To be done: Report the number of lines in these entries that contain "Невского". Write only the number.

------ Record list ------

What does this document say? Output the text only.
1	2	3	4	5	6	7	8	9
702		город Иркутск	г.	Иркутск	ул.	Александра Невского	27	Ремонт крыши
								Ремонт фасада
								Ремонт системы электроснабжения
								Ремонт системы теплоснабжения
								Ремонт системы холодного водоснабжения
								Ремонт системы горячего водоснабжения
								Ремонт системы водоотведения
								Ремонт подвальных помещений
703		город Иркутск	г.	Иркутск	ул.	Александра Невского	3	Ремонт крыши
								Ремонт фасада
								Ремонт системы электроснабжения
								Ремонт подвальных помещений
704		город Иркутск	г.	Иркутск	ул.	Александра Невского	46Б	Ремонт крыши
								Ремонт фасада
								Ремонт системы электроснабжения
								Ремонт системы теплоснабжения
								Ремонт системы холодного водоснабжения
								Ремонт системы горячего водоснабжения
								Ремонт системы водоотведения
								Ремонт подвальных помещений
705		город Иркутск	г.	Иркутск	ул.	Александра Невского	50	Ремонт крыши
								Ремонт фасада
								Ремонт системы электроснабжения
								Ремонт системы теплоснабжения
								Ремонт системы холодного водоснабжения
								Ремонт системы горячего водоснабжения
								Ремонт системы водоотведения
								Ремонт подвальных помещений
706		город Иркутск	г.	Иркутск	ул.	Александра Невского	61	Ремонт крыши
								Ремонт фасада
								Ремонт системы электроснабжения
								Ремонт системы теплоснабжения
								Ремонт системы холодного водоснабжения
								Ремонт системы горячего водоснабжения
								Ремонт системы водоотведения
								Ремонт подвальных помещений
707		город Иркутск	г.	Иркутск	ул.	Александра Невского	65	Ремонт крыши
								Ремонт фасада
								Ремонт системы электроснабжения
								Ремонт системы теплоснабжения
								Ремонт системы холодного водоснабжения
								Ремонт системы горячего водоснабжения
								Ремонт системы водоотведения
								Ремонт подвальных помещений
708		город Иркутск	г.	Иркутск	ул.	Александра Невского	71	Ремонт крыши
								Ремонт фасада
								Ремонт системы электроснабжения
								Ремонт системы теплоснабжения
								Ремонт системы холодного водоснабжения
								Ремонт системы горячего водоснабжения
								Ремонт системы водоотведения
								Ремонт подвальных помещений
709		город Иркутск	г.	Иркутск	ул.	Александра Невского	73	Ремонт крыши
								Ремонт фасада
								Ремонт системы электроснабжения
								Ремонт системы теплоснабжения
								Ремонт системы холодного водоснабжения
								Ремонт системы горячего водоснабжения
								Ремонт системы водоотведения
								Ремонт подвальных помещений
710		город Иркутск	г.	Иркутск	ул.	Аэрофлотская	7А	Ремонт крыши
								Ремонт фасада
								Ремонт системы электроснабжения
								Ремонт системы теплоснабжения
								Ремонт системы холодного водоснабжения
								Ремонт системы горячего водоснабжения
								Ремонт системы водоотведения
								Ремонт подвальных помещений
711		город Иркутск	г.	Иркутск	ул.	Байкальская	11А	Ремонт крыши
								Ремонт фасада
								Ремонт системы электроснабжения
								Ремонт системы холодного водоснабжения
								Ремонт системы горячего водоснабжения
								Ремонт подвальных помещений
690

------

Exercise answer: 8